+++ RAW DATA
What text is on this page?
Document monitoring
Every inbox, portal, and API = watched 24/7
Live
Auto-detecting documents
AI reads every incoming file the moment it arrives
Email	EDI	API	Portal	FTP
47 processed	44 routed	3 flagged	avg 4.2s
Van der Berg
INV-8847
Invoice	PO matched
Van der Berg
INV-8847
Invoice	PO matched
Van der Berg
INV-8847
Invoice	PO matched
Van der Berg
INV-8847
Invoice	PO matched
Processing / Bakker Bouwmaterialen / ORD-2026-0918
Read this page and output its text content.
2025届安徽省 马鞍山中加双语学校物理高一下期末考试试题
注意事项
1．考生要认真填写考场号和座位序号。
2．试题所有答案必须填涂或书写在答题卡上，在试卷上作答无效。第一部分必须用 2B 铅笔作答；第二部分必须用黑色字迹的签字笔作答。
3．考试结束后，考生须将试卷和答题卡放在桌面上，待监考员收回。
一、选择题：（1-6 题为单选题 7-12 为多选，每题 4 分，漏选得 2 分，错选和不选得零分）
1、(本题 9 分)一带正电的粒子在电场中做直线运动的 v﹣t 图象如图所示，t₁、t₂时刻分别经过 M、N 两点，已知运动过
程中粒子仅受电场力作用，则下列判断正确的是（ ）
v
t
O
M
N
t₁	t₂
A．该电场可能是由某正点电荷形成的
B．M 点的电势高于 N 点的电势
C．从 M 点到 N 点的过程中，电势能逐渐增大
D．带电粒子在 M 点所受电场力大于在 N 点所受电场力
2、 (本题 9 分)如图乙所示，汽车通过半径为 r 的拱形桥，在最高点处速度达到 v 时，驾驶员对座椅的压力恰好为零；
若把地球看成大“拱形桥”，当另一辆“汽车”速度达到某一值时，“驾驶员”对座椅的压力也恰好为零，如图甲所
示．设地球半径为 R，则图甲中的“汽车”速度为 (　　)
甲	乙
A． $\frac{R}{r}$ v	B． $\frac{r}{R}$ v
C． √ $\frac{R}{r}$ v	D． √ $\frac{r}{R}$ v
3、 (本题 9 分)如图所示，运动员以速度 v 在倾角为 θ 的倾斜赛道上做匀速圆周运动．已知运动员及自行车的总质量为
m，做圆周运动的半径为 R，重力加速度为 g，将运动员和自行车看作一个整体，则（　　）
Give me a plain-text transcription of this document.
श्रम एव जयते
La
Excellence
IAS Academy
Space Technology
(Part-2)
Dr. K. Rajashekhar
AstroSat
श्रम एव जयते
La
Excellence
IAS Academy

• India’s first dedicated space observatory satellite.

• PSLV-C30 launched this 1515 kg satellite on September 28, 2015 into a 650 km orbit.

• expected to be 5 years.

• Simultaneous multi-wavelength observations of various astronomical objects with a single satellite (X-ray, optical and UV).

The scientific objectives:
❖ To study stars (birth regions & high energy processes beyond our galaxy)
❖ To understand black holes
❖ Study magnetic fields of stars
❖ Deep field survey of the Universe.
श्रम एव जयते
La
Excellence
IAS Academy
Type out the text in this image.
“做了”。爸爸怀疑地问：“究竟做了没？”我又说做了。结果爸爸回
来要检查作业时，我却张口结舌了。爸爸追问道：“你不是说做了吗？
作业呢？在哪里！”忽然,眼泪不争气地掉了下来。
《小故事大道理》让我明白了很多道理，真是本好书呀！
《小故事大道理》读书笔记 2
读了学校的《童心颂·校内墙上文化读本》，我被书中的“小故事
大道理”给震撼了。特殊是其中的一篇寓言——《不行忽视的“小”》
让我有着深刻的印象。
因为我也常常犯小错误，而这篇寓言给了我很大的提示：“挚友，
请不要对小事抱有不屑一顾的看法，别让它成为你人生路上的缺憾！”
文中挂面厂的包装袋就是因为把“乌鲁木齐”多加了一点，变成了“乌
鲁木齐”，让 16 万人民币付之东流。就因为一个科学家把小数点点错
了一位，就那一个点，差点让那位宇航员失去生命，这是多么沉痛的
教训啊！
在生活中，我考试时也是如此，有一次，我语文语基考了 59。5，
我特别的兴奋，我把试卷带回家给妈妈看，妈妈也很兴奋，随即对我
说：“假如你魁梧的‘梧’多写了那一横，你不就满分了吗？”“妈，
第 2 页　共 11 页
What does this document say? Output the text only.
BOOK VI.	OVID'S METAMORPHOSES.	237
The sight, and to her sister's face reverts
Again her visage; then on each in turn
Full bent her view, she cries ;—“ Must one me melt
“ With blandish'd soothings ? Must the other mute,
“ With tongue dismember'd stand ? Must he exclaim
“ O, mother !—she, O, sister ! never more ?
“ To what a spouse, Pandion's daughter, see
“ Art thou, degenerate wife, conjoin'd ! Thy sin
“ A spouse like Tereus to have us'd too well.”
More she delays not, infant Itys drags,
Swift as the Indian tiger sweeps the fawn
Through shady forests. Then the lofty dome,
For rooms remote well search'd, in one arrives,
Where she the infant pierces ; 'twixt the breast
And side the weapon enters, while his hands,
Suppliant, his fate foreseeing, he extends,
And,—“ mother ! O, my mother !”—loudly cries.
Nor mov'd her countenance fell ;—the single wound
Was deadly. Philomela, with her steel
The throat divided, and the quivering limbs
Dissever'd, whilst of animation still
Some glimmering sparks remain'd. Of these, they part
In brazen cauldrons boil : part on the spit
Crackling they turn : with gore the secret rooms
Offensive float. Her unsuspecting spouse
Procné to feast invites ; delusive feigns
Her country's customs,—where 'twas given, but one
++++++
▶ EXERCISE
Copy each record from above exactly, and include every line.

▶ EXERCISE OUTPUT
What text is on this page?
Document monitoring
Every inbox, portal, and API = watched 24/7
Live
Auto-detecting documents
AI reads every incoming file the moment it arrives
Email	EDI	API	Portal	FTP
47 processed	44 routed	3 flagged	avg 4.2s
Van der Berg
INV-8847
Invoice	PO matched
Van der Berg
INV-8847
Invoice	PO matched
Van der Berg
INV-8847
Invoice	PO matched
Van der Berg
INV-8847
Invoice	PO matched
Processing / Bakker Bouwmaterialen / ORD-2026-0918
Read this page and output its text content.
2025届安徽省 马鞍山中加双语学校物理高一下期末考试试题
注意事项
1．考生要认真填写考场号和座位序号。
2．试题所有答案必须填涂或书写在答题卡上，在试卷上作答无效。第一部分必须用 2B 铅笔作答；第二部分必须用黑色字迹的签字笔作答。
3．考试结束后，考生须将试卷和答题卡放在桌面上，待监考员收回。
一、选择题：（1-6 题为单选题 7-12 为多选，每题 4 分，漏选得 2 分，错选和不选得零分）
1、(本题 9 分)一带正电的粒子在电场中做直线运动的 v﹣t 图象如图所示，t₁、t₂时刻分别经过 M、N 两点，已知运动过
程中粒子仅受电场力作用，则下列判断正确的是（ ）
v
t
O
M
N
t₁	t₂
A．该电场可能是由某正点电荷形成的
B．M 点的电势高于 N 点的电势
C．从 M 点到 N 点的过程中，电势能逐渐增大
D．带电粒子在 M 点所受电场力大于在 N 点所受电场力
2、 (本题 9 分)如图乙所示，汽车通过半径为 r 的拱形桥，在最高点处速度达到 v 时，驾驶员对座椅的压力恰好为零；
若把地球看成大“拱形桥”，当另一辆“汽车”速度达到某一值时，“驾驶员”对座椅的压力也恰好为零，如图甲所
示．设地球半径为 R，则图甲中的“汽车”速度为 (　　)
甲	乙
A． $\frac{R}{r}$ v	B． $\frac{r}{R}$ v
C． √ $\frac{R}{r}$ v	D． √ $\frac{r}{R}$ v
3、 (本题 9 分)如图所示，运动员以速度 v 在倾角为 θ 的倾斜赛道上做匀速圆周运动．已知运动员及自行车的总质量为
m，做圆周运动的半径为 R，重力加速度为 g，将运动员和自行车看作一个整体，则（　　）
Give me a plain-text transcription of this document.
श्रम एव जयते
La
Excellence
IAS Academy
Space Technology
(Part-2)
Dr. K. Rajashekhar
AstroSat
श्रम एव जयते
La
Excellence
IAS Academy

• India’s first dedicated space observatory satellite.

• PSLV-C30 launched this 1515 kg satellite on September 28, 2015 into a 650 km orbit.

• expected to be 5 years.

• Simultaneous multi-wavelength observations of various astronomical objects with a single satellite (X-ray, optical and UV).

The scientific objectives:
❖ To study stars (birth regions & high energy processes beyond our galaxy)
❖ To understand black holes
❖ Study magnetic fields of stars
❖ Deep field survey of the Universe.
श्रम एव जयते
La
Excellence
IAS Academy
Type out the text in this image.
“做了”。爸爸怀疑地问：“究竟做了没？”我又说做了。结果爸爸回
来要检查作业时，我却张口结舌了。爸爸追问道：“你不是说做了吗？
作业呢？在哪里！”忽然,眼泪不争气地掉了下来。
《小故事大道理》让我明白了很多道理，真是本好书呀！
《小故事大道理》读书笔记 2
读了学校的《童心颂·校内墙上文化读本》，我被书中的“小故事
大道理”给震撼了。特殊是其中的一篇寓言——《不行忽视的“小”》
让我有着深刻的印象。
因为我也常常犯小错误，而这篇寓言给了我很大的提示：“挚友，
请不要对小事抱有不屑一顾的看法，别让它成为你人生路上的缺憾！”
文中挂面厂的包装袋就是因为把“乌鲁木齐”多加了一点，变成了“乌
鲁木齐”，让 16 万人民币付之东流。就因为一个科学家把小数点点错
了一位，就那一个点，差点让那位宇航员失去生命，这是多么沉痛的
教训啊！
在生活中，我考试时也是如此，有一次，我语文语基考了 59。5，
我特别的兴奋，我把试卷带回家给妈妈看，妈妈也很兴奋，随即对我
说：“假如你魁梧的‘梧’多写了那一横，你不就满分了吗？”“妈，
第 2 页　共 11 页
What does this document say? Output the text only.
BOOK VI.	OVID'S METAMORPHOSES.	237
The sight, and to her sister's face reverts
Again her visage; then on each in turn
Full bent her view, she cries ;—“ Must one me melt
“ With blandish'd soothings ? Must the other mute,
“ With tongue dismember'd stand ? Must he exclaim
“ O, mother !—she, O, sister ! never more ?
“ To what a spouse, Pandion's daughter, see
“ Art thou, degenerate wife, conjoin'd ! Thy sin
“ A spouse like Tereus to have us'd too well.”
More she delays not, infant Itys drags,
Swift as the Indian tiger sweeps the fawn
Through shady forests. Then the lofty dome,
For rooms remote well search'd, in one arrives,
Where she the infant pierces ; 'twixt the breast
And side the weapon enters, while his hands,
Suppliant, his fate foreseeing, he extends,
And,—“ mother ! O, my mother !”—loudly cries.
Nor mov'd her countenance fell ;—the single wound
Was deadly. Philomela, with her steel
The throat divided, and the quivering limbs
Dissever'd, whilst of animation still
Some glimmering sparks remain'd. Of these, they part
In brazen cauldrons boil : part on the spit
Crackling they turn : with gore the secret rooms
Offensive float. Her unsuspecting spouse
Procné to feast invites ; delusive feigns
Her country's customs,—where 'twas given, but one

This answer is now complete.